>>>
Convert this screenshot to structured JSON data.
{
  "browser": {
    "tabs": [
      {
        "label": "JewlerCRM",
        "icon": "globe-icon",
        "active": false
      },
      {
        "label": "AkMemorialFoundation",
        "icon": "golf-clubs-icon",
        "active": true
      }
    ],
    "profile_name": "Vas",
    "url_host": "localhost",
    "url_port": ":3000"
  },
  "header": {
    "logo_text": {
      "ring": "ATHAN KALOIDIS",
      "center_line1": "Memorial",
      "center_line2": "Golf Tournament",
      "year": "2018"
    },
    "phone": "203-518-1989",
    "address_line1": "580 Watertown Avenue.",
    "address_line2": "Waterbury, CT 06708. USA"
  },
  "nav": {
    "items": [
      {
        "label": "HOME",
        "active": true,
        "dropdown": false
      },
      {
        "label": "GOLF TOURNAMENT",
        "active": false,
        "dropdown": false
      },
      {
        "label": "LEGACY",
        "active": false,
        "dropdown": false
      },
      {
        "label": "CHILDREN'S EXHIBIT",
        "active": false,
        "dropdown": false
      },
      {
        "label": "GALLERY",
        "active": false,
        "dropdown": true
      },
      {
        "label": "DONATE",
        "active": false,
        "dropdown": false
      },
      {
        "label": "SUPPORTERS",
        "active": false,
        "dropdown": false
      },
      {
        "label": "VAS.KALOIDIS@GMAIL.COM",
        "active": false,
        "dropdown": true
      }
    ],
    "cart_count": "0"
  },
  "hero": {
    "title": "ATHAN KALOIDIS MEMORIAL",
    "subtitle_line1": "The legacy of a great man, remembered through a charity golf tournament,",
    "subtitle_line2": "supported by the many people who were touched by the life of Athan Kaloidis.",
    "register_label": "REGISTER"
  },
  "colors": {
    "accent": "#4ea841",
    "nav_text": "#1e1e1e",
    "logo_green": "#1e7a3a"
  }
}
<<<
Quote the material exactly, leaving nothing out.

__Solved exercise__
Convert this screenshot to structured JSON data.
{
  "browser": {
    "tabs": [
      {
        "label": "JewlerCRM",
        "icon": "globe-icon",
        "active": false
      },
      {
        "label": "AkMemorialFoundation",
        "icon": "golf-clubs-icon",
        "active": true
      }
    ],
    "profile_name": "Vas",
    "url_host": "localhost",
    "url_port": ":3000"
  },
  "header": {
    "logo_text": {
      "ring": "ATHAN KALOIDIS",
      "center_line1": "Memorial",
      "center_line2": "Golf Tournament",
      "year": "2018"
    },
    "phone": "203-518-1989",
    "address_line1": "580 Watertown Avenue.",
    "address_line2": "Waterbury, CT 06708. USA"
  },
  "nav": {
    "items": [
      {
        "label": "HOME",
        "active": true,
        "dropdown": false
      },
      {
        "label": "GOLF TOURNAMENT",
        "active": false,
        "dropdown": false
      },
      {
        "label": "LEGACY",
        "active": false,
        "dropdown": false
      },
      {
        "label": "CHILDREN'S EXHIBIT",
        "active": false,
        "dropdown": false
      },
      {
        "label": "GALLERY",
        "active": false,
        "dropdown": true
      },
      {
        "label": "DONATE",
        "active": false,
        "dropdown": false
      },
      {
        "label": "SUPPORTERS",
        "active": false,
        "dropdown": false
      },
      {
        "label": "VAS.KALOIDIS@GMAIL.COM",
        "active": false,
        "dropdown": true
      }
    ],
    "cart_count": "0"
  },
  "hero": {
    "title": "ATHAN KALOIDIS MEMORIAL",
    "subtitle_line1": "The legacy of a great man, remembered through a charity golf tournament,",
    "subtitle_line2": "supported by the many people who were touched by the life of Athan Kaloidis.",
    "register_label": "REGISTER"
  },
  "colors": {
    "accent": "#4ea841",
    "nav_text": "#1e1e1e",
    "logo_green": "#1e7a3a"
  }
}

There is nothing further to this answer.